**What you have to do**
Pictures appear in the records below; write out everything else exactly.

**Data supplied**
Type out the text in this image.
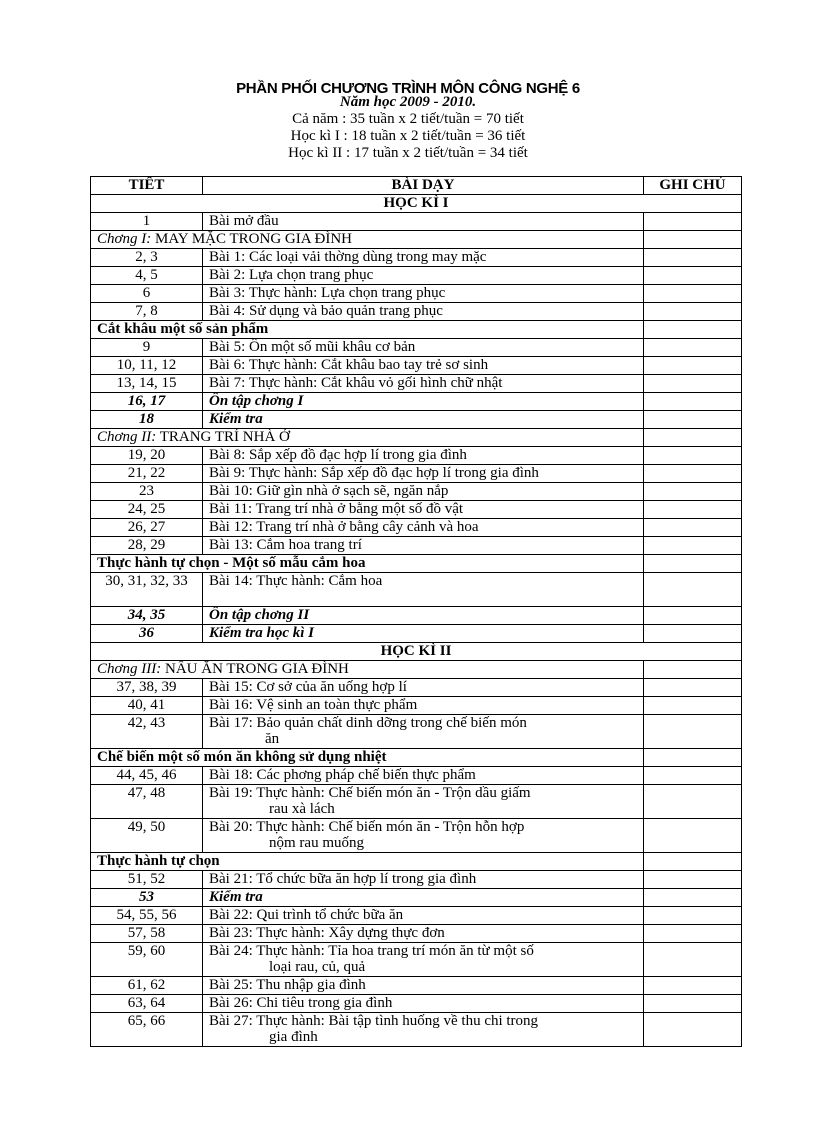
PHẦN PHỐI CHƯƠNG TRÌNH MÔN CÔNG NGHỆ 6
Năm học 2009 - 2010.
Cả năm : 35 tuần x 2 tiết/tuần = 70 tiết
Học kì I : 18 tuần x 2 tiết/tuần = 36 tiết
Học kì II : 17 tuần x 2 tiết/tuần = 34 tiết
TIẾT	BÀI DẠY	GHI CHÚ
HỌC KÌ I		
1	Bài mở đầu	
Chơng I: MAY MẶC TRONG GIA ĐÌNH		
2, 3	Bài 1: Các loại vải thờng dùng trong may mặc	
4, 5	Bài 2: Lựa chọn trang phục	
6	Bài 3: Thực hành: Lựa chọn trang phục	
7, 8	Bài 4: Sử dụng và bảo quản trang phục	
Cắt khâu một số sản phẩm		
9	Bài 5: Ôn một số mũi khâu cơ bản	
10, 11, 12	Bài 6: Thực hành: Cắt khâu bao tay trẻ sơ sinh	
13, 14, 15	Bài 7: Thực hành: Cắt khâu vỏ gối hình chữ nhật	
16, 17	Ôn tập chơng I	
18	Kiểm tra	
Chơng II: TRANG TRÍ NHÀ Ở		
19, 20	Bài 8: Sắp xếp đồ đạc hợp lí trong gia đình	
21, 22	Bài 9: Thực hành: Sắp xếp đồ đạc hợp lí trong gia đình	
23	Bài 10: Giữ gìn nhà ở sạch sẽ, ngăn nắp	
24, 25	Bài 11: Trang trí nhà ở bằng một số đồ vật	
26, 27	Bài 12: Trang trí nhà ở bằng cây cảnh và hoa	
28, 29	Bài 13: Cắm hoa trang trí	
Thực hành tự chọn - Một số mẫu cắm hoa		
30, 31, 32, 33	Bài 14: Thực hành: Cắm hoa	
34, 35	Ôn tập chơng II	
36	Kiểm tra học kì I	
HỌC KÌ II		
Chơng III: NẤU ĂN TRONG GIA ĐÌNH		
37, 38, 39	Bài 15: Cơ sở của ăn uống hợp lí	
40, 41	Bài 16: Vệ sinh an toàn thực phẩm	
42, 43	Bài 17: Bảo quản chất dinh dỡng trong chế biến món
ăn	

Chế biến một số món ăn không sử dụng nhiệt		
44, 45, 46	Bài 18: Các phơng pháp chế biến thực phẩm	
47, 48	Bài 19: Thực hành: Chế biến món ăn - Trộn dầu giấm
rau xà lách	

49, 50	Bài 20: Thực hành: Chế biến món ăn - Trộn hỗn hợp
nộm rau muống	

Thực hành tự chọn		
51, 52	Bài 21: Tổ chức bữa ăn hợp lí trong gia đình	
53	Kiểm tra	
54, 55, 56	Bài 22: Qui trình tổ chức bữa ăn	
57, 58	Bài 23: Thực hành: Xây dựng thực đơn	
59, 60	Bài 24: Thực hành: Tỉa hoa trang trí món ăn từ một số
loại rau, củ, quả	

61, 62	Bài 25: Thu nhập gia đình	
63, 64	Bài 26: Chi tiêu trong gia đình	
65, 66	Bài 27: Thực hành: Bài tập tình huống về thu chi trong
gia đình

**Answer to the problem**
Type out the text in this image.
PHẦN PHỐI CHƯƠNG TRÌNH MÔN CÔNG NGHỆ 6
Năm học 2009 - 2010.
Cả năm : 35 tuần x 2 tiết/tuần = 70 tiết
Học kì I : 18 tuần x 2 tiết/tuần = 36 tiết
Học kì II : 17 tuần x 2 tiết/tuần = 34 tiết
TIẾT	BÀI DẠY	GHI CHÚ
HỌC KÌ I		
1	Bài mở đầu	
Chơng I: MAY MẶC TRONG GIA ĐÌNH		
2, 3	Bài 1: Các loại vải thờng dùng trong may mặc	
4, 5	Bài 2: Lựa chọn trang phục	
6	Bài 3: Thực hành: Lựa chọn trang phục	
7, 8	Bài 4: Sử dụng và bảo quản trang phục	
Cắt khâu một số sản phẩm		
9	Bài 5: Ôn một số mũi khâu cơ bản	
10, 11, 12	Bài 6: Thực hành: Cắt khâu bao tay trẻ sơ sinh	
13, 14, 15	Bài 7: Thực hành: Cắt khâu vỏ gối hình chữ nhật	
16, 17	Ôn tập chơng I	
18	Kiểm tra	
Chơng II: TRANG TRÍ NHÀ Ở		
19, 20	Bài 8: Sắp xếp đồ đạc hợp lí trong gia đình	
21, 22	Bài 9: Thực hành: Sắp xếp đồ đạc hợp lí trong gia đình	
23	Bài 10: Giữ gìn nhà ở sạch sẽ, ngăn nắp	
24, 25	Bài 11: Trang trí nhà ở bằng một số đồ vật	
26, 27	Bài 12: Trang trí nhà ở bằng cây cảnh và hoa	
28, 29	Bài 13: Cắm hoa trang trí	
Thực hành tự chọn - Một số mẫu cắm hoa		
30, 31, 32, 33	Bài 14: Thực hành: Cắm hoa	
34, 35	Ôn tập chơng II	
36	Kiểm tra học kì I	
HỌC KÌ II		
Chơng III: NẤU ĂN TRONG GIA ĐÌNH		
37, 38, 39	Bài 15: Cơ sở của ăn uống hợp lí	
40, 41	Bài 16: Vệ sinh an toàn thực phẩm	
42, 43	Bài 17: Bảo quản chất dinh dỡng trong chế biến món
ăn	

Chế biến một số món ăn không sử dụng nhiệt		
44, 45, 46	Bài 18: Các phơng pháp chế biến thực phẩm	
47, 48	Bài 19: Thực hành: Chế biến món ăn - Trộn dầu giấm
rau xà lách	

49, 50	Bài 20: Thực hành: Chế biến món ăn - Trộn hỗn hợp
nộm rau muống	

Thực hành tự chọn		
51, 52	Bài 21: Tổ chức bữa ăn hợp lí trong gia đình	
53	Kiểm tra	
54, 55, 56	Bài 22: Qui trình tổ chức bữa ăn	
57, 58	Bài 23: Thực hành: Xây dựng thực đơn	
59, 60	Bài 24: Thực hành: Tỉa hoa trang trí món ăn từ một số
loại rau, củ, quả	

61, 62	Bài 25: Thu nhập gia đình	
63, 64	Bài 26: Chi tiêu trong gia đình	
65, 66	Bài 27: Thực hành: Bài tập tình huống về thu chi trong
gia đình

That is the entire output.